"""

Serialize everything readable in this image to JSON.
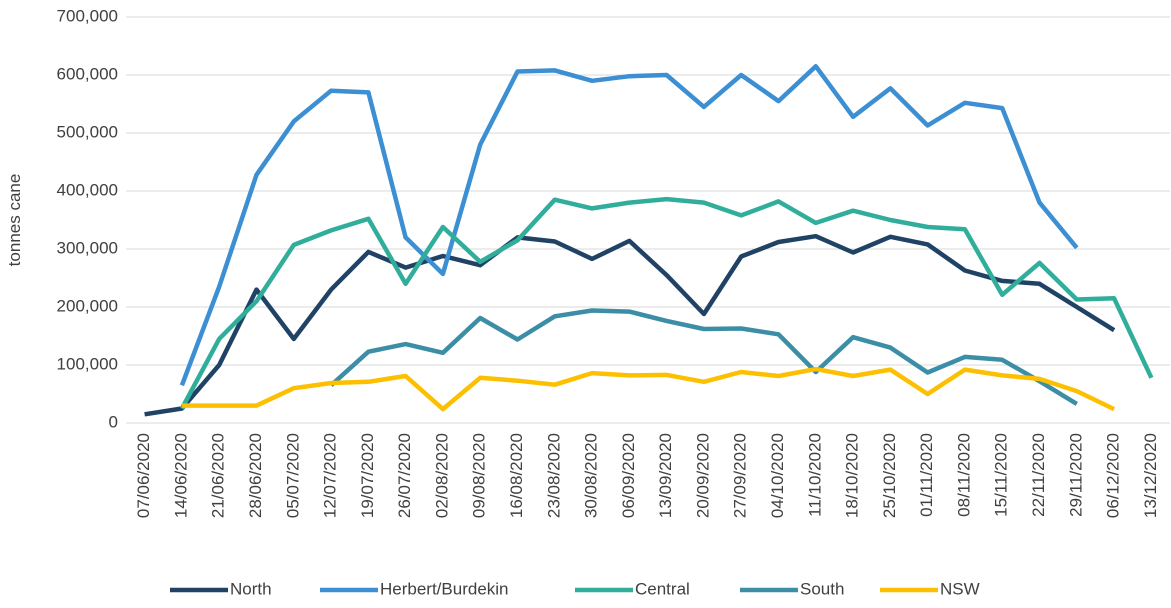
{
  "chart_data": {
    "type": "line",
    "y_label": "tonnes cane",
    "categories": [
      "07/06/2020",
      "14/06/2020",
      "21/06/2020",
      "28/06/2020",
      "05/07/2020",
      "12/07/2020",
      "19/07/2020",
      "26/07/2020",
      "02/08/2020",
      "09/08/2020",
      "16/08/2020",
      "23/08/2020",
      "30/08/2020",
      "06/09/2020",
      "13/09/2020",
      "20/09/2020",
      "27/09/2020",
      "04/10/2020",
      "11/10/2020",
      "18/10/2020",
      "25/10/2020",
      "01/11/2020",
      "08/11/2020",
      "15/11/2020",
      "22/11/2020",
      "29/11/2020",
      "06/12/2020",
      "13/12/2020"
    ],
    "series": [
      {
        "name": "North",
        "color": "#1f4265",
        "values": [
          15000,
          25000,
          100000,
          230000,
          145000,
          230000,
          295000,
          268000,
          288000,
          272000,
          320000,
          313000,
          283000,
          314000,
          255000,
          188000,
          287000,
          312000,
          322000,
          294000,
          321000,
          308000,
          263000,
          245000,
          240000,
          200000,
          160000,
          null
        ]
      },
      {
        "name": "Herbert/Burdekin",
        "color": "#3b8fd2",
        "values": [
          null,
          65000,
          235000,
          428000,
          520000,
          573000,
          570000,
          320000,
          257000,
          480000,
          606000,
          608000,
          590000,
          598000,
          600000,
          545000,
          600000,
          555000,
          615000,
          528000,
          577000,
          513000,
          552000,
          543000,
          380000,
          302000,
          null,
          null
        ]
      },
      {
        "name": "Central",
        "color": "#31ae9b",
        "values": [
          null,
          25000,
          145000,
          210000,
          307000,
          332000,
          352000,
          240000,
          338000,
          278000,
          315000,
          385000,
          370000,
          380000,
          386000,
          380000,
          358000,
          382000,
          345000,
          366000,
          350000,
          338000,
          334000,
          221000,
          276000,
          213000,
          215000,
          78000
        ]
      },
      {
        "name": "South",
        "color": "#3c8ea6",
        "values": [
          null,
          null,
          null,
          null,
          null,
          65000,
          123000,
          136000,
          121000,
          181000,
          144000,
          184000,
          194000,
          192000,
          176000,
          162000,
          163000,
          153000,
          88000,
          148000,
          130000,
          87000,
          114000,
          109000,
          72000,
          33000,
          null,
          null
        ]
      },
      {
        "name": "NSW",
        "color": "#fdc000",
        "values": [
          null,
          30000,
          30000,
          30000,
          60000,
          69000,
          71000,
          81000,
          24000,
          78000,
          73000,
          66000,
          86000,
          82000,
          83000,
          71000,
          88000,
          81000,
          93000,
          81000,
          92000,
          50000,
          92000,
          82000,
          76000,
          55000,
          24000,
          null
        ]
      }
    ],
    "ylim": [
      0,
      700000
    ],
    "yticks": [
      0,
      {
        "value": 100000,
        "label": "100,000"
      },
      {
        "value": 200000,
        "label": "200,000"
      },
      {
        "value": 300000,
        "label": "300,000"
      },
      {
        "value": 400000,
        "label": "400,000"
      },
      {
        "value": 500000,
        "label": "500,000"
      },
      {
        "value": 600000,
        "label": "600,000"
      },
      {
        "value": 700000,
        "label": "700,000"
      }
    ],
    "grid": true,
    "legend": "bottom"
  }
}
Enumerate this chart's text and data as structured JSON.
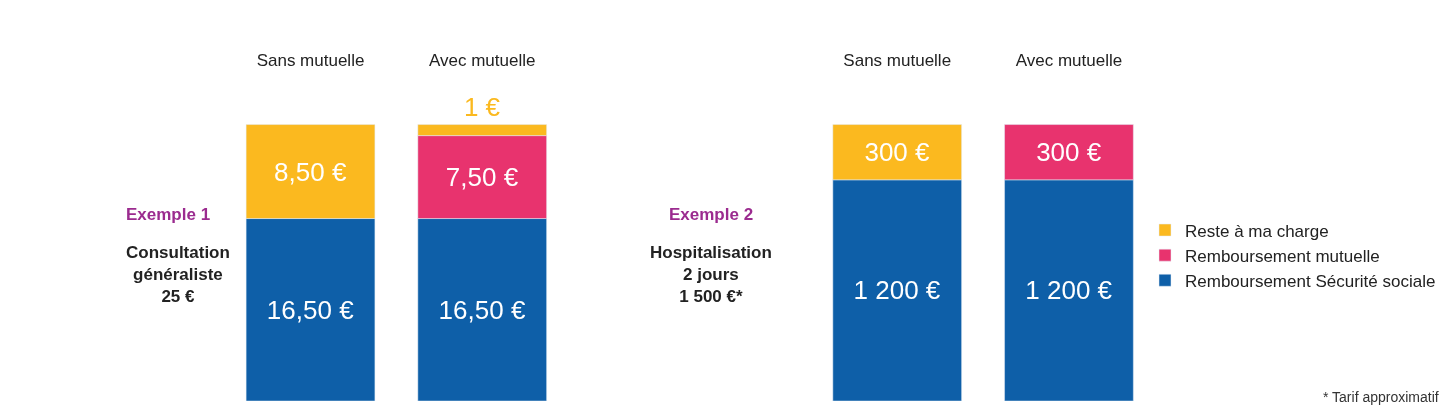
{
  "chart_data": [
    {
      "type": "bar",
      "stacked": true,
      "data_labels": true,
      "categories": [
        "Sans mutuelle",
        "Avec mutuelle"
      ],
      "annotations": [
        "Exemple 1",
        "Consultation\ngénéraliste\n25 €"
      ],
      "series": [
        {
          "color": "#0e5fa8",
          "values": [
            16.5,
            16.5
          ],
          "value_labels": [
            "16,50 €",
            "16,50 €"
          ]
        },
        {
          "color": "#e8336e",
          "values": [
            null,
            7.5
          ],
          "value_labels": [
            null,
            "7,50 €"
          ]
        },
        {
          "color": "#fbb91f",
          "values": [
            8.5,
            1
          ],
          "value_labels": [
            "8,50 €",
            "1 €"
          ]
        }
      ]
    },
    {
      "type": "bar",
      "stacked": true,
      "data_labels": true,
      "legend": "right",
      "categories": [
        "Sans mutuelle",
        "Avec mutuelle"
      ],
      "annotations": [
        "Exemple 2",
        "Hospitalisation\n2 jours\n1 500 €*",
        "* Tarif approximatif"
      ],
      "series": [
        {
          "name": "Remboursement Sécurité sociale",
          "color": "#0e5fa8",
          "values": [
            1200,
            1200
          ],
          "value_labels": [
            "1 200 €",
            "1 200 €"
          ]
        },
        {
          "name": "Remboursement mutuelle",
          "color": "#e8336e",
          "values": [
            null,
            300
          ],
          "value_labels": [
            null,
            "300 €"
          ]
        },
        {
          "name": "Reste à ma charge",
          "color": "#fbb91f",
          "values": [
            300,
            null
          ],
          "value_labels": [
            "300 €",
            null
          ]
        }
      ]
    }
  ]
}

"""

WRITTEN PROBLEM
Set the entries down again exactly. Do not include the images.

WRITTEN SOLUTION
Serialize everything readable in this image to JSON.
{
  "chart_data": {
    "type": "line",
    "y_label": "tonnes cane",
    "categories": [
      "07/06/2020",
      "14/06/2020",
      "21/06/2020",
      "28/06/2020",
      "05/07/2020",
      "12/07/2020",
      "19/07/2020",
      "26/07/2020",
      "02/08/2020",
      "09/08/2020",
      "16/08/2020",
      "23/08/2020",
      "30/08/2020",
      "06/09/2020",
      "13/09/2020",
      "20/09/2020",
      "27/09/2020",
      "04/10/2020",
      "11/10/2020",
      "18/10/2020",
      "25/10/2020",
      "01/11/2020",
      "08/11/2020",
      "15/11/2020",
      "22/11/2020",
      "29/11/2020",
      "06/12/2020",
      "13/12/2020"
    ],
    "series": [
      {
        "name": "North",
        "color": "#1f4265",
        "values": [
          15000,
          25000,
          100000,
          230000,
          145000,
          230000,
          295000,
          268000,
          288000,
          272000,
          320000,
          313000,
          283000,
          314000,
          255000,
          188000,
          287000,
          312000,
          322000,
          294000,
          321000,
          308000,
          263000,
          245000,
          240000,
          200000,
          160000,
          null
        ]
      },
      {
        "name": "Herbert/Burdekin",
        "color": "#3b8fd2",
        "values": [
          null,
          65000,
          235000,
          428000,
          520000,
          573000,
          570000,
          320000,
          257000,
          480000,
          606000,
          608000,
          590000,
          598000,
          600000,
          545000,
          600000,
          555000,
          615000,
          528000,
          577000,
          513000,
          552000,
          543000,
          380000,
          302000,
          null,
          null
        ]
      },
      {
        "name": "Central",
        "color": "#31ae9b",
        "values": [
          null,
          25000,
          145000,
          210000,
          307000,
          332000,
          352000,
          240000,
          338000,
          278000,
          315000,
          385000,
          370000,
          380000,
          386000,
          380000,
          358000,
          382000,
          345000,
          366000,
          350000,
          338000,
          334000,
          221000,
          276000,
          213000,
          215000,
          78000
        ]
      },
      {
        "name": "South",
        "color": "#3c8ea6",
        "values": [
          null,
          null,
          null,
          null,
          null,
          65000,
          123000,
          136000,
          121000,
          181000,
          144000,
          184000,
          194000,
          192000,
          176000,
          162000,
          163000,
          153000,
          88000,
          148000,
          130000,
          87000,
          114000,
          109000,
          72000,
          33000,
          null,
          null
        ]
      },
      {
        "name": "NSW",
        "color": "#fdc000",
        "values": [
          null,
          30000,
          30000,
          30000,
          60000,
          69000,
          71000,
          81000,
          24000,
          78000,
          73000,
          66000,
          86000,
          82000,
          83000,
          71000,
          88000,
          81000,
          93000,
          81000,
          92000,
          50000,
          92000,
          82000,
          76000,
          55000,
          24000,
          null
        ]
      }
    ],
    "ylim": [
      0,
      700000
    ],
    "yticks": [
      0,
      {
        "value": 100000,
        "label": "100,000"
      },
      {
        "value": 200000,
        "label": "200,000"
      },
      {
        "value": 300000,
        "label": "300,000"
      },
      {
        "value": 400000,
        "label": "400,000"
      },
      {
        "value": 500000,
        "label": "500,000"
      },
      {
        "value": 600000,
        "label": "600,000"
      },
      {
        "value": 700000,
        "label": "700,000"
      }
    ],
    "grid": true,
    "legend": "bottom"
  }
}
Enumerate this chart's text and data as structured JSON.
{
  "chart_data": [
    {
      "type": "bar",
      "stacked": true,
      "data_labels": true,
      "categories": [
        "Sans mutuelle",
        "Avec mutuelle"
      ],
      "annotations": [
        "Exemple 1",
        "Consultation\ngénéraliste\n25 €"
      ],
      "series": [
        {
          "color": "#0e5fa8",
          "values": [
            16.5,
            16.5
          ],
          "value_labels": [
            "16,50 €",
            "16,50 €"
          ]
        },
        {
          "color": "#e8336e",
          "values": [
            null,
            7.5
          ],
          "value_labels": [
            null,
            "7,50 €"
          ]
        },
        {
          "color": "#fbb91f",
          "values": [
            8.5,
            1
          ],
          "value_labels": [
            "8,50 €",
            "1 €"
          ]
        }
      ]
    },
    {
      "type": "bar",
      "stacked": true,
      "data_labels": true,
      "legend": "right",
      "categories": [
        "Sans mutuelle",
        "Avec mutuelle"
      ],
      "annotations": [
        "Exemple 2",
        "Hospitalisation\n2 jours\n1 500 €*",
        "* Tarif approximatif"
      ],
      "series": [
        {
          "name": "Remboursement Sécurité sociale",
          "color": "#0e5fa8",
          "values": [
            1200,
            1200
          ],
          "value_labels": [
            "1 200 €",
            "1 200 €"
          ]
        },
        {
          "name": "Remboursement mutuelle",
          "color": "#e8336e",
          "values": [
            null,
            300
          ],
          "value_labels": [
            null,
            "300 €"
          ]
        },
        {
          "name": "Reste à ma charge",
          "color": "#fbb91f",
          "values": [
            300,
            null
          ],
          "value_labels": [
            "300 €",
            null
          ]
        }
      ]
    }
  ]
}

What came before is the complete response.